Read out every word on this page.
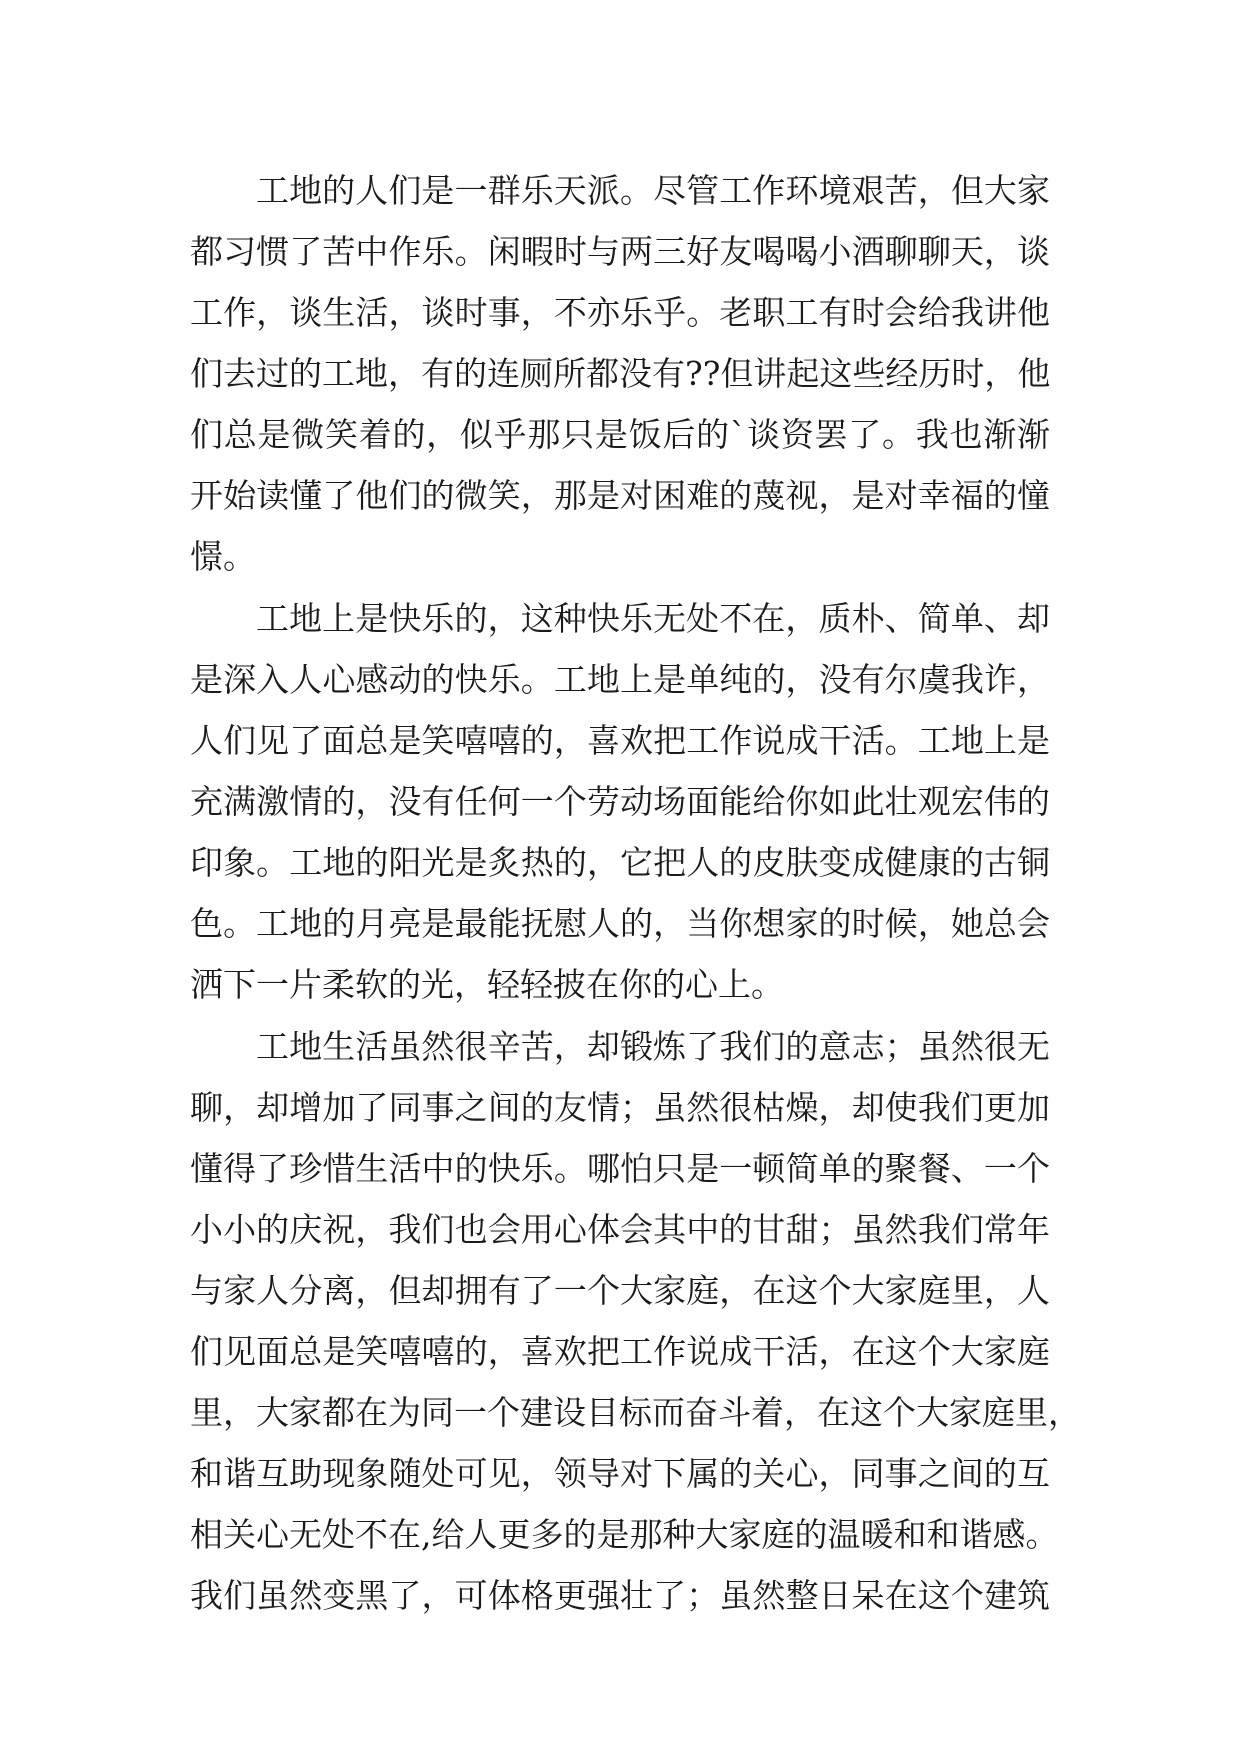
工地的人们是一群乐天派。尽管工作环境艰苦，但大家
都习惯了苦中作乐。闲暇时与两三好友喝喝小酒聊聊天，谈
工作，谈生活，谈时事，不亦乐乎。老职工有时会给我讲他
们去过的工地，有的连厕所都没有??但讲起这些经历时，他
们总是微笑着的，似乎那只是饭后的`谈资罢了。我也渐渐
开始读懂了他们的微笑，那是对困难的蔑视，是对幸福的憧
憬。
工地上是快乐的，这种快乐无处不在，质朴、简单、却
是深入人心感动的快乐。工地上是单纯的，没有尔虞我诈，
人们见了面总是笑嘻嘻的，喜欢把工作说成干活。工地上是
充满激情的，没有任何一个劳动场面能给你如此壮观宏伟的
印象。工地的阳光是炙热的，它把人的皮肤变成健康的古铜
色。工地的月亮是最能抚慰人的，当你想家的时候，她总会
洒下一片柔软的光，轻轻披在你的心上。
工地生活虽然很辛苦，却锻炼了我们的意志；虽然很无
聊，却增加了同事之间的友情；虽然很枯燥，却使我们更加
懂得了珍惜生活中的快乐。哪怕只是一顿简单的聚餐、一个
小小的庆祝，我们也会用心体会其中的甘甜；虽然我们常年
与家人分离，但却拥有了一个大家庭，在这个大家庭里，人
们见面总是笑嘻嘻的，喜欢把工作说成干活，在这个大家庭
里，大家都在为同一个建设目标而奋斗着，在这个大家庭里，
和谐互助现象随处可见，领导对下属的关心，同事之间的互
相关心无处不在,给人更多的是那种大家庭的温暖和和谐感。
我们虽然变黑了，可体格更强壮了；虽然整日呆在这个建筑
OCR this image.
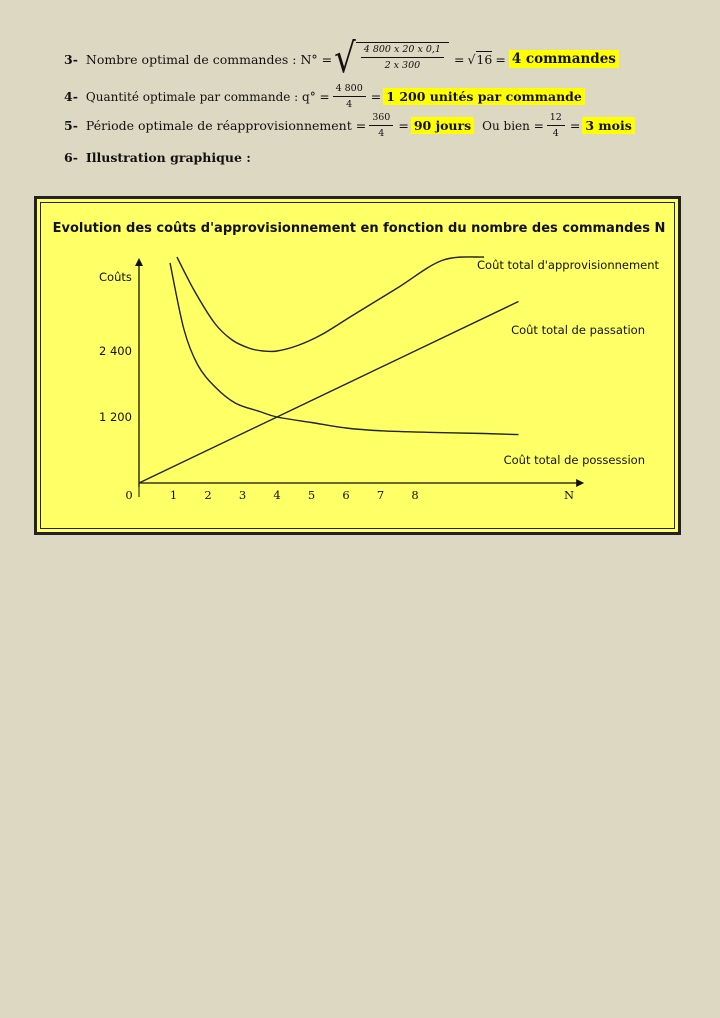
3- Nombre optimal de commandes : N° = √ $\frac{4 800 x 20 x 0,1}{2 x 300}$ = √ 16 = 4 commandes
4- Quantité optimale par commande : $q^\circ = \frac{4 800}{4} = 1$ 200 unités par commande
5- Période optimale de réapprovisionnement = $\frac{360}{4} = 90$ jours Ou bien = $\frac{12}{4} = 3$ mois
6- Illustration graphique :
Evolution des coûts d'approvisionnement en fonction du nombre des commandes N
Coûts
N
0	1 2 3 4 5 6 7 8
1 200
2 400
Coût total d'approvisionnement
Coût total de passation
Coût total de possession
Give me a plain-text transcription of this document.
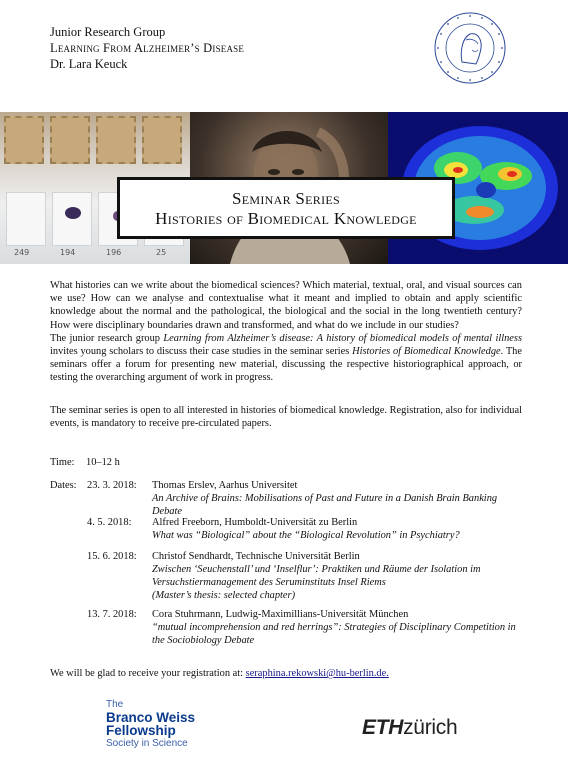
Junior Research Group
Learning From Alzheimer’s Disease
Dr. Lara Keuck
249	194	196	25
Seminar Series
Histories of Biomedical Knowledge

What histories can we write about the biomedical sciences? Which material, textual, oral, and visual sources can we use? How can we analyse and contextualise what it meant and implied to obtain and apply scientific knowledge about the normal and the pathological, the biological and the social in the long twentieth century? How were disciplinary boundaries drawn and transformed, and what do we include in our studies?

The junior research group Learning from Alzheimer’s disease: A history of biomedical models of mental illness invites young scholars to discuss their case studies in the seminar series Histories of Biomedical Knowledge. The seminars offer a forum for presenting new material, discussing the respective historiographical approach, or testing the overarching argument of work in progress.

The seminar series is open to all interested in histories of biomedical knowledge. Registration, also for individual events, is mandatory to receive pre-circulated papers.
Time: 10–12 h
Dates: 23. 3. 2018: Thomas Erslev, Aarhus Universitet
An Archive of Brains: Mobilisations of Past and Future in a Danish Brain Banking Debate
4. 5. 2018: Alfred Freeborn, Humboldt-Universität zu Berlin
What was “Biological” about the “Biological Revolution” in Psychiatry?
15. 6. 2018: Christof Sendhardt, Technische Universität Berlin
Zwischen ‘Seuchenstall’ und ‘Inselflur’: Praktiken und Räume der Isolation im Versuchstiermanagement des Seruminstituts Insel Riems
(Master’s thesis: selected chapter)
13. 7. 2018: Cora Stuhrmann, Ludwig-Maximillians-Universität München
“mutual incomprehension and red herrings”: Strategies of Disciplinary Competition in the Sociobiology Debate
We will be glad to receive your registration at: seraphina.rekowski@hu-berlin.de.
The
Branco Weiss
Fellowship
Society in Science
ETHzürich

- - - -

» **OBJECTIVE**:
Wherever the string "Debate" appears in the entries above, list that line.

» **SOLUTION BELOW**:
An Archive of Brains: Mobilisations of Past and Future in a Danish Brain Banking Debate
“mutual incomprehension and red herrings”: Strategies of Disciplinary Competition in the Sociobiology Debate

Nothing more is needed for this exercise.